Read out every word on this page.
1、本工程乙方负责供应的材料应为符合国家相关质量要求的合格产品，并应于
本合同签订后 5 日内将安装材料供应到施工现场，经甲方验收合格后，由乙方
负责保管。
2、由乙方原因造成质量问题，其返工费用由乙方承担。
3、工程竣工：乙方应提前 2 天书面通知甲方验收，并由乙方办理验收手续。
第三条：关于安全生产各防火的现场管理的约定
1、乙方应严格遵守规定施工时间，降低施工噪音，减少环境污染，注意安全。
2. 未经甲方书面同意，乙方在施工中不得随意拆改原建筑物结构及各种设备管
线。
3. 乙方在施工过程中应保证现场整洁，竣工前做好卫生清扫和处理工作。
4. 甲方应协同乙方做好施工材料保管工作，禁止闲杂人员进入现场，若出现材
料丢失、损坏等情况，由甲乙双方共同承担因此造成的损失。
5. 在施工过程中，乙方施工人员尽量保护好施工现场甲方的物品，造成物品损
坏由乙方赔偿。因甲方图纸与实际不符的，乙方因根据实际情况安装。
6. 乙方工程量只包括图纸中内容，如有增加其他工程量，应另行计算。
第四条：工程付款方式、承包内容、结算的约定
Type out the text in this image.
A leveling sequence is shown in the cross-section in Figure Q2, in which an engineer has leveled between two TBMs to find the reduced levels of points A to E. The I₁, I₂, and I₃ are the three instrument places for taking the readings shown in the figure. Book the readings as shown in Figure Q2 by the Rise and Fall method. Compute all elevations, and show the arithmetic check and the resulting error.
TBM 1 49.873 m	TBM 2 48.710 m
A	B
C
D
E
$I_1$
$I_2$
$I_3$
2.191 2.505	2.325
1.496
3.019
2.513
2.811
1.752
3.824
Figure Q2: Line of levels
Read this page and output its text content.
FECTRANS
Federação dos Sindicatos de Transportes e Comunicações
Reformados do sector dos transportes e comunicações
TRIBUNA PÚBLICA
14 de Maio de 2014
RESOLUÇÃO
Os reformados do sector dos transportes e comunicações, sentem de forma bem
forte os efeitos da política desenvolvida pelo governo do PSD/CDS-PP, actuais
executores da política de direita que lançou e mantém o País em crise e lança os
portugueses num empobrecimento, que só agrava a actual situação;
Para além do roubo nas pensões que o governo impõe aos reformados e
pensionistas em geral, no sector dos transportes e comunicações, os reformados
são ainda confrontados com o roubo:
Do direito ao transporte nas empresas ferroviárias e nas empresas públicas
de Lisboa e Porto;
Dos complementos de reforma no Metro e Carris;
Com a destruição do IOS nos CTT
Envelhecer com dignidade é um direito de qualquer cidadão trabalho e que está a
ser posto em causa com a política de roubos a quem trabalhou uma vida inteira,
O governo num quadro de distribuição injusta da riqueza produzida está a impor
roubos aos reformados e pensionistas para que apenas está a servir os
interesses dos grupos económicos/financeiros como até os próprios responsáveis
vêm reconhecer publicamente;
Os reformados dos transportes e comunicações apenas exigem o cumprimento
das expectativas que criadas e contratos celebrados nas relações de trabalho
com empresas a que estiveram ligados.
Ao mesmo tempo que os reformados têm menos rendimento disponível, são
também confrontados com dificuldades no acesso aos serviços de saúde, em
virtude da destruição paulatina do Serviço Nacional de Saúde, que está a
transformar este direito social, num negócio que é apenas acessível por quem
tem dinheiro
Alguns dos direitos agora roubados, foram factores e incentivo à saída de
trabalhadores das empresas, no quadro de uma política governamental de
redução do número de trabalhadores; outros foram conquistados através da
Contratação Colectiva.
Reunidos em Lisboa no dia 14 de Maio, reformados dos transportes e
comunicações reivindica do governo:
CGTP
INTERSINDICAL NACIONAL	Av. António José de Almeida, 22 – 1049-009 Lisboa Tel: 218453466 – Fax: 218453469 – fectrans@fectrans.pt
# # # #
Retype the records that precede this task, keeping them exactly the same.

◆ **THE REPLY**
Read out every word on this page.
1、本工程乙方负责供应的材料应为符合国家相关质量要求的合格产品，并应于
本合同签订后 5 日内将安装材料供应到施工现场，经甲方验收合格后，由乙方
负责保管。
2、由乙方原因造成质量问题，其返工费用由乙方承担。
3、工程竣工：乙方应提前 2 天书面通知甲方验收，并由乙方办理验收手续。
第三条：关于安全生产各防火的现场管理的约定
1、乙方应严格遵守规定施工时间，降低施工噪音，减少环境污染，注意安全。
2. 未经甲方书面同意，乙方在施工中不得随意拆改原建筑物结构及各种设备管
线。
3. 乙方在施工过程中应保证现场整洁，竣工前做好卫生清扫和处理工作。
4. 甲方应协同乙方做好施工材料保管工作，禁止闲杂人员进入现场，若出现材
料丢失、损坏等情况，由甲乙双方共同承担因此造成的损失。
5. 在施工过程中，乙方施工人员尽量保护好施工现场甲方的物品，造成物品损
坏由乙方赔偿。因甲方图纸与实际不符的，乙方因根据实际情况安装。
6. 乙方工程量只包括图纸中内容，如有增加其他工程量，应另行计算。
第四条：工程付款方式、承包内容、结算的约定
Type out the text in this image.
A leveling sequence is shown in the cross-section in Figure Q2, in which an engineer has leveled between two TBMs to find the reduced levels of points A to E. The I₁, I₂, and I₃ are the three instrument places for taking the readings shown in the figure. Book the readings as shown in Figure Q2 by the Rise and Fall method. Compute all elevations, and show the arithmetic check and the resulting error.
TBM 1 49.873 m	TBM 2 48.710 m
A	B
C
D
E
$I_1$
$I_2$
$I_3$
2.191 2.505	2.325
1.496
3.019
2.513
2.811
1.752
3.824
Figure Q2: Line of levels
Read this page and output its text content.
FECTRANS
Federação dos Sindicatos de Transportes e Comunicações
Reformados do sector dos transportes e comunicações
TRIBUNA PÚBLICA
14 de Maio de 2014
RESOLUÇÃO
Os reformados do sector dos transportes e comunicações, sentem de forma bem
forte os efeitos da política desenvolvida pelo governo do PSD/CDS-PP, actuais
executores da política de direita que lançou e mantém o País em crise e lança os
portugueses num empobrecimento, que só agrava a actual situação;
Para além do roubo nas pensões que o governo impõe aos reformados e
pensionistas em geral, no sector dos transportes e comunicações, os reformados
são ainda confrontados com o roubo:
Do direito ao transporte nas empresas ferroviárias e nas empresas públicas
de Lisboa e Porto;
Dos complementos de reforma no Metro e Carris;
Com a destruição do IOS nos CTT
Envelhecer com dignidade é um direito de qualquer cidadão trabalho e que está a
ser posto em causa com a política de roubos a quem trabalhou uma vida inteira,
O governo num quadro de distribuição injusta da riqueza produzida está a impor
roubos aos reformados e pensionistas para que apenas está a servir os
interesses dos grupos económicos/financeiros como até os próprios responsáveis
vêm reconhecer publicamente;
Os reformados dos transportes e comunicações apenas exigem o cumprimento
das expectativas que criadas e contratos celebrados nas relações de trabalho
com empresas a que estiveram ligados.
Ao mesmo tempo que os reformados têm menos rendimento disponível, são
também confrontados com dificuldades no acesso aos serviços de saúde, em
virtude da destruição paulatina do Serviço Nacional de Saúde, que está a
transformar este direito social, num negócio que é apenas acessível por quem
tem dinheiro
Alguns dos direitos agora roubados, foram factores e incentivo à saída de
trabalhadores das empresas, no quadro de uma política governamental de
redução do número de trabalhadores; outros foram conquistados através da
Contratação Colectiva.
Reunidos em Lisboa no dia 14 de Maio, reformados dos transportes e
comunicações reivindica do governo:
CGTP
INTERSINDICAL NACIONAL	Av. António José de Almeida, 22 – 1049-009 Lisboa Tel: 218453466 – Fax: 218453469 – fectrans@fectrans.pt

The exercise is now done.